» **WHAT THE TASK ASKS**: Among the entries that follow, tally the lines with the string "icon". Give no more than the number.

Entries with figure data:
--- START ---

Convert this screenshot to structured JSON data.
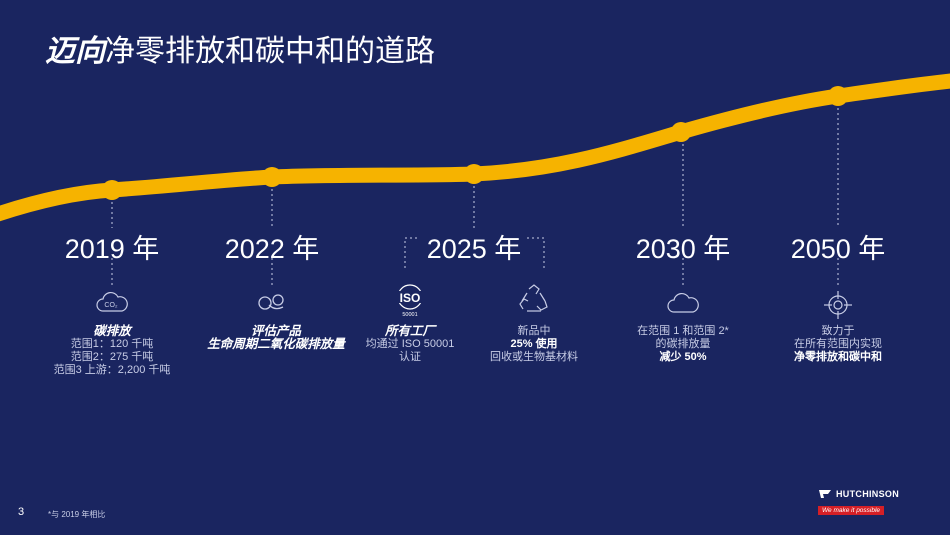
{
  "title": {
    "emphasis": "迈向",
    "rest": "净零排放和碳中和的道路"
  },
  "colors": {
    "background": "#1a2560",
    "curve": "#f6b300",
    "text": "#ffffff",
    "subtext": "#c8cde6",
    "brand_red": "#d51f26"
  },
  "milestones": [
    {
      "year": "2019 年",
      "icon": "co2-cloud-icon",
      "lines": [
        {
          "text": "碳排放",
          "style": "bi"
        },
        {
          "text": "范围1：120 千吨"
        },
        {
          "text": "范围2：275 千吨"
        },
        {
          "text": "范围3 上游：2,200 千吨"
        }
      ]
    },
    {
      "year": "2022 年",
      "icon": "co2-molecule-icon",
      "lines": [
        {
          "text": "评估产品",
          "style": "bi"
        },
        {
          "text": "生命周期二氧化碳排放量",
          "style": "bi"
        }
      ]
    },
    {
      "year": "2025 年",
      "icon": "iso-icon",
      "iso_text": "ISO",
      "iso_sub": "50001",
      "lines": [
        {
          "text": "所有工厂",
          "style": "bi"
        },
        {
          "text": "均通过 ISO 50001"
        },
        {
          "text": "认证"
        }
      ]
    },
    {
      "icon": "recycle-icon",
      "lines": [
        {
          "text": "新品中"
        },
        {
          "text": "25% 使用",
          "style": "b"
        },
        {
          "text": "回收或生物基材料"
        }
      ]
    },
    {
      "year": "2030 年",
      "icon": "cloud-icon",
      "lines": [
        {
          "text": "在范围 1 和范围 2*"
        },
        {
          "text": "的碳排放量"
        },
        {
          "text": "减少 50%",
          "style": "b"
        }
      ]
    },
    {
      "year": "2050 年",
      "icon": "target-icon",
      "lines": [
        {
          "text": "致力于"
        },
        {
          "text": "在所有范围内实现"
        },
        {
          "text": "净零排放和碳中和",
          "style": "b"
        }
      ]
    }
  ],
  "footer": {
    "page": "3",
    "footnote": "*与 2019 年相比",
    "brand": "HUTCHINSON",
    "tagline": "We make it possible"
  }
}
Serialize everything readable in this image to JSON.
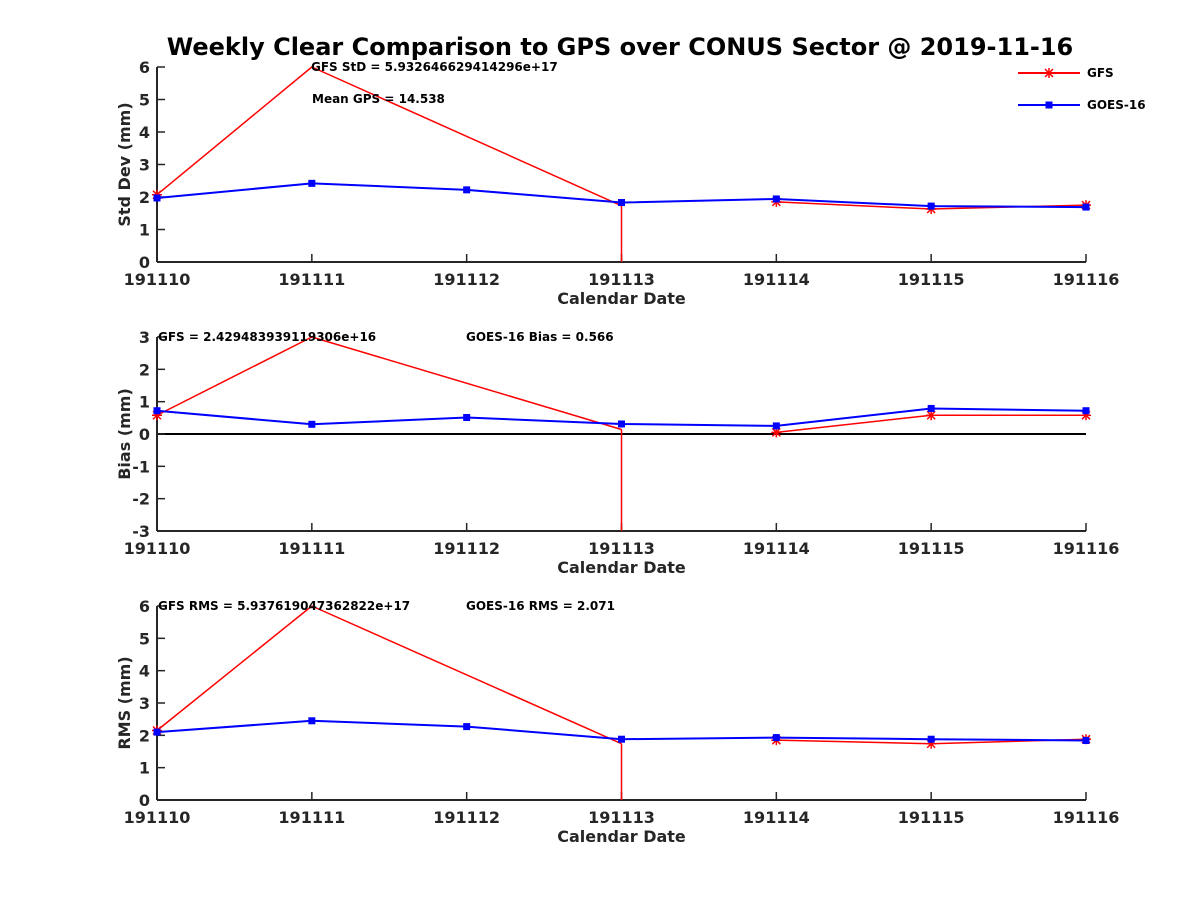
{
  "chart_data": {
    "type": "line",
    "title": "Weekly Clear Comparison to GPS over CONUS Sector @ 2019-11-16",
    "categories": [
      "191110",
      "191111",
      "191112",
      "191113",
      "191114",
      "191115",
      "191116"
    ],
    "legend": {
      "placement": "top-right",
      "entries": [
        "GFS",
        "GOES-16"
      ]
    },
    "colors": {
      "GFS": "#ff0000",
      "GOES-16": "#0000ff",
      "axis": "#262626",
      "zero": "#000000"
    },
    "panels": [
      {
        "key": "std",
        "ylabel": "Std Dev (mm)",
        "xlabel": "Calendar Date",
        "ylim": [
          0,
          6
        ],
        "yticks": [
          "0",
          "1",
          "2",
          "3",
          "4",
          "5",
          "6"
        ],
        "annotations": [
          "GFS StD = 5.932646629414296e+17",
          "Mean GPS = 14.538"
        ],
        "series": [
          {
            "name": "GFS",
            "values": [
              2.07,
              6.0,
              null,
              1.73,
              1.85,
              1.63,
              1.75
            ],
            "clipped": [
              false,
              true,
              false,
              true,
              false,
              false,
              false
            ]
          },
          {
            "name": "GOES-16",
            "values": [
              1.97,
              2.42,
              2.22,
              1.83,
              1.94,
              1.72,
              1.69
            ]
          }
        ]
      },
      {
        "key": "bias",
        "ylabel": "Bias (mm)",
        "xlabel": "Calendar Date",
        "ylim": [
          -3,
          3
        ],
        "yticks": [
          "-3",
          "-2",
          "-1",
          "0",
          "1",
          "2",
          "3"
        ],
        "zero_line": true,
        "annotations": [
          "GFS = 2.429483939119306e+16",
          "GOES-16 Bias  = 0.566"
        ],
        "series": [
          {
            "name": "GFS",
            "values": [
              0.58,
              3.0,
              null,
              0.14,
              0.05,
              0.58,
              0.58
            ],
            "clipped": [
              false,
              true,
              false,
              true,
              false,
              false,
              false
            ]
          },
          {
            "name": "GOES-16",
            "values": [
              0.72,
              0.3,
              0.51,
              0.31,
              0.25,
              0.79,
              0.72
            ]
          }
        ]
      },
      {
        "key": "rms",
        "ylabel": "RMS (mm)",
        "xlabel": "Calendar Date",
        "ylim": [
          0,
          6
        ],
        "yticks": [
          "0",
          "1",
          "2",
          "3",
          "4",
          "5",
          "6"
        ],
        "annotations": [
          "GFS RMS = 5.937619047362822e+17",
          "GOES-16 RMS = 2.071"
        ],
        "series": [
          {
            "name": "GFS",
            "values": [
              2.15,
              6.0,
              null,
              1.74,
              1.85,
              1.74,
              1.88
            ],
            "clipped": [
              false,
              true,
              false,
              true,
              false,
              false,
              false
            ]
          },
          {
            "name": "GOES-16",
            "values": [
              2.1,
              2.45,
              2.27,
              1.88,
              1.93,
              1.88,
              1.84
            ]
          }
        ]
      }
    ]
  }
}
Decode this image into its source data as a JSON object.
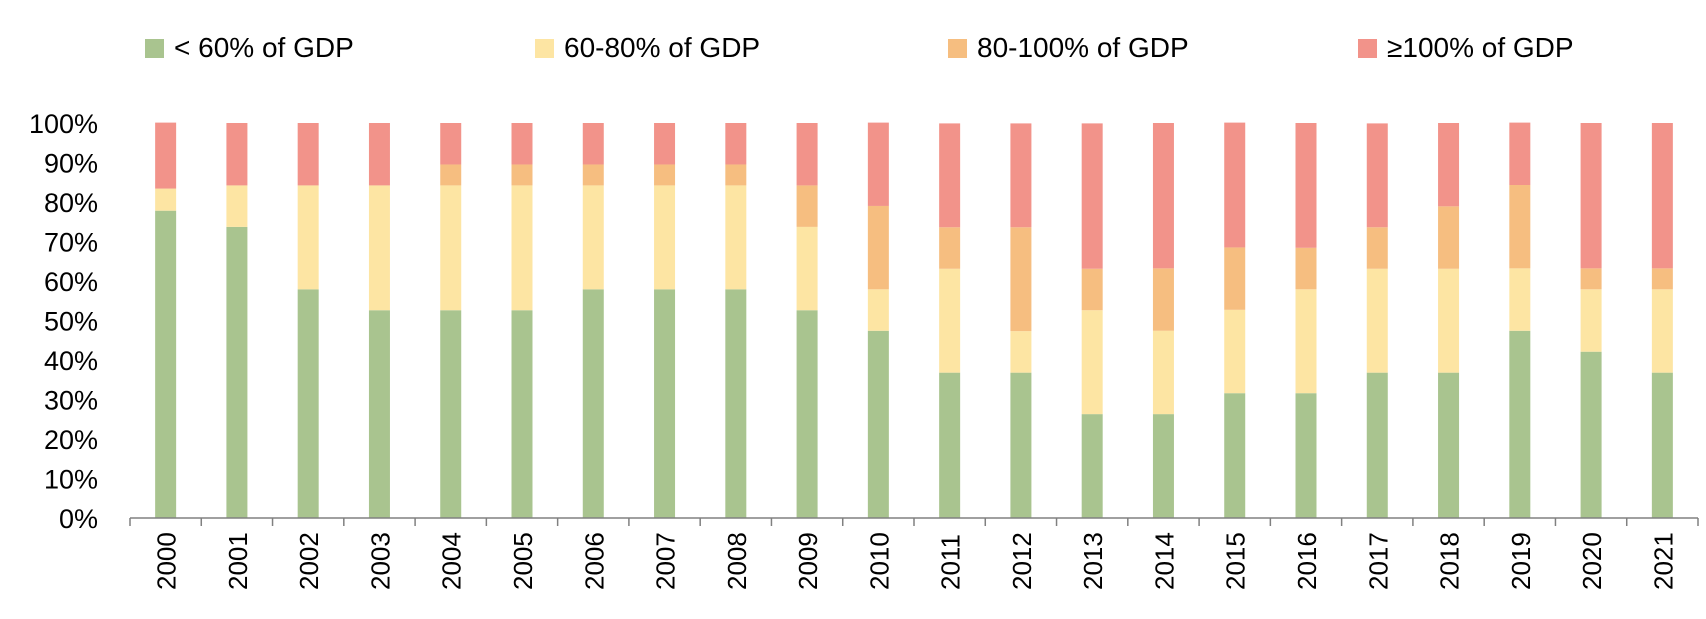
{
  "chart_data": {
    "type": "bar",
    "stacked": true,
    "title": "",
    "xlabel": "",
    "ylabel": "",
    "ylim": [
      0,
      100
    ],
    "yticks": [
      "0%",
      "10%",
      "20%",
      "30%",
      "40%",
      "50%",
      "60%",
      "70%",
      "80%",
      "90%",
      "100%"
    ],
    "categories": [
      "2000",
      "2001",
      "2002",
      "2003",
      "2004",
      "2005",
      "2006",
      "2007",
      "2008",
      "2009",
      "2010",
      "2011",
      "2012",
      "2013",
      "2014",
      "2015",
      "2016",
      "2017",
      "2018",
      "2019",
      "2020",
      "2021"
    ],
    "series": [
      {
        "name": "< 60% of GDP",
        "color": "#a9c48f",
        "values": [
          77.8,
          73.7,
          57.9,
          52.6,
          52.6,
          52.6,
          57.9,
          57.9,
          57.9,
          52.6,
          47.4,
          36.8,
          36.8,
          26.3,
          26.3,
          31.6,
          31.6,
          36.8,
          36.8,
          47.4,
          42.1,
          36.8
        ]
      },
      {
        "name": "60-80% of GDP",
        "color": "#fde5a3",
        "values": [
          5.6,
          10.5,
          26.3,
          31.6,
          31.6,
          31.6,
          26.3,
          26.3,
          26.3,
          21.1,
          10.5,
          26.3,
          10.5,
          26.3,
          21.1,
          21.1,
          26.3,
          26.3,
          26.3,
          15.8,
          15.8,
          21.1
        ]
      },
      {
        "name": "80-100% of GDP",
        "color": "#f6be80",
        "values": [
          0,
          0,
          0,
          0,
          5.3,
          5.3,
          5.3,
          5.3,
          5.3,
          10.5,
          21.1,
          10.5,
          26.3,
          10.5,
          15.8,
          15.8,
          10.5,
          10.5,
          15.8,
          21.1,
          5.3,
          5.3
        ]
      },
      {
        "name": "≥100% of GDP",
        "color": "#f2938a",
        "values": [
          16.7,
          15.8,
          15.8,
          15.8,
          10.5,
          10.5,
          10.5,
          10.5,
          10.5,
          15.8,
          21.1,
          26.3,
          26.3,
          36.8,
          36.8,
          31.6,
          31.6,
          26.3,
          21.1,
          15.8,
          36.8,
          36.8
        ]
      }
    ],
    "legend_position": "top",
    "grid": false
  }
}
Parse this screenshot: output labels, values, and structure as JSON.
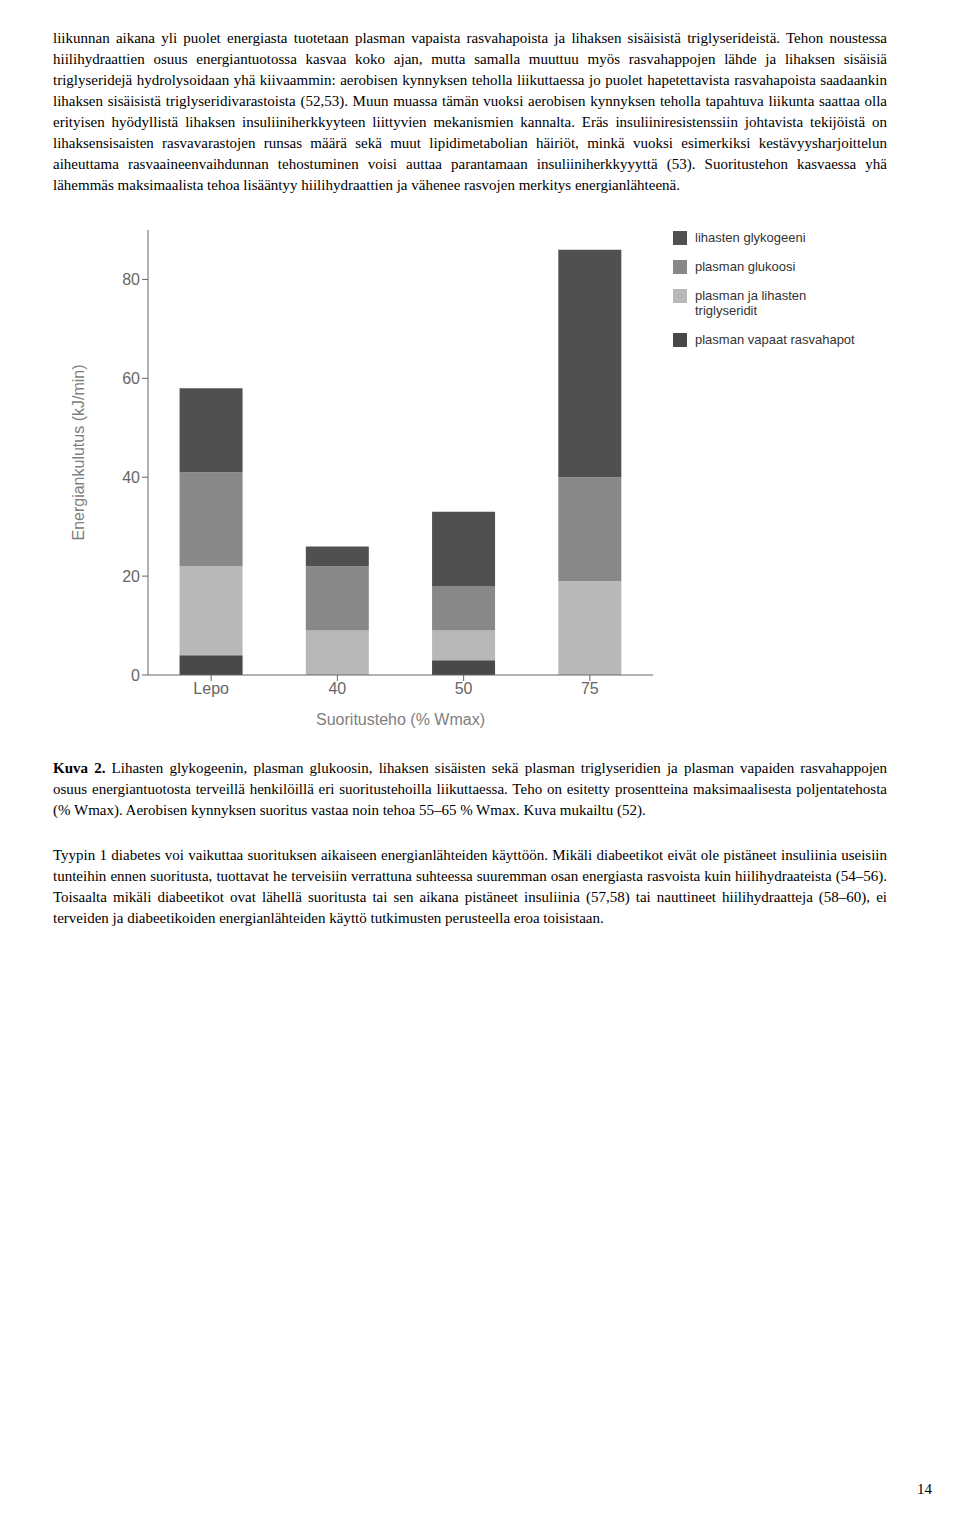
{
  "chart_data": {
    "type": "bar",
    "stacked": true,
    "categories": [
      "Lepo",
      "40",
      "50",
      "75"
    ],
    "xlabel": "Suoritusteho (% Wmax)",
    "ylabel": "Energiankulutus (kJ/min)",
    "ylim": [
      0,
      90
    ],
    "yticks": [
      0,
      20,
      40,
      60,
      80
    ],
    "grid": false,
    "legend": "upper right",
    "series": [
      {
        "name": "plasman vapaat rasvahapot",
        "color": "#484848",
        "values": [
          4,
          0,
          3,
          0
        ]
      },
      {
        "name": "plasman ja lihasten\ntriglyseridit",
        "color": "#b8b8b8",
        "values": [
          18,
          9,
          6,
          19
        ]
      },
      {
        "name": "plasman glukoosi",
        "color": "#888888",
        "values": [
          19,
          13,
          9,
          21
        ]
      },
      {
        "name": "lihasten glykogeeni",
        "color": "#505050",
        "values": [
          17,
          4,
          15,
          46
        ]
      }
    ],
    "annotations": [
      "liikunnan aikana yli puolet energiasta tuotetaan plasman vapaista rasvahapoista ja lihaksen sisäisistä triglyserideistä. Tehon noustessa hiilihydraattien osuus energiantuotossa kasvaa koko ajan, mutta samalla muuttuu myös rasvahappojen lähde ja lihaksen sisäisiä triglyseridejä hydrolysoidaan yhä kiivaammin: aerobisen kynnyksen teholla liikuttaessa jo puolet hapetettavista rasvahapoista saadaankin lihaksen sisäisistä triglyseridivarastoista (52,53). Muun muassa tämän vuoksi aerobisen kynnyksen teholla tapahtuva liikunta saattaa olla erityisen hyödyllistä lihaksen insuliiniherkkyyteen liittyvien mekanismien kannalta. Eräs insuliiniresistenssiin johtavista tekijöistä on lihaksensisaisten rasvavarastojen runsas määrä sekä muut lipidimetabolian häiriöt, minkä vuoksi esimerkiksi kestävyysharjoittelun aiheuttama rasvaaineenvaihdunnan tehostuminen voisi auttaa parantamaan insuliiniherkkyyyttä (53). Suoritustehon kasvaessa yhä lähemmäs maksimaalista tehoa lisääntyy hiilihydraattien ja vähenee rasvojen merkitys energianlähteenä.",
      "Kuva 2.",
      " Lihasten glykogeenin, plasman glukoosin, lihaksen sisäisten sekä plasman triglyseridien ja plasman vapaiden rasvahappojen osuus energiantuotosta terveillä henkilöillä eri suoritustehoilla liikuttaessa. Teho on esitetty prosentteina maksimaalisesta poljentatehosta (% Wmax). Aerobisen kynnyksen suoritus vastaa noin tehoa 55–65 % Wmax. Kuva mukailtu (52).",
      "Tyypin 1 diabetes voi vaikuttaa suorituksen aikaiseen energianlähteiden käyttöön. Mikäli diabeetikot eivät ole pistäneet insuliinia useisiin tunteihin ennen suoritusta, tuottavat he terveisiin verrattuna suhteessa suuremman osan energiasta rasvoista kuin hiilihydraateista (54–56). Toisaalta mikäli diabeetikot ovat lähellä suoritusta tai sen aikana pistäneet insuliinia (57,58) tai nauttineet hiilihydraatteja (58–60), ei terveiden ja diabeetikoiden energianlähteiden käyttö tutkimusten perusteella eroa toisistaan.",
      "14"
    ]
  }
}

--- END ---

» **ANSWER TO THE EXERCISE**: 6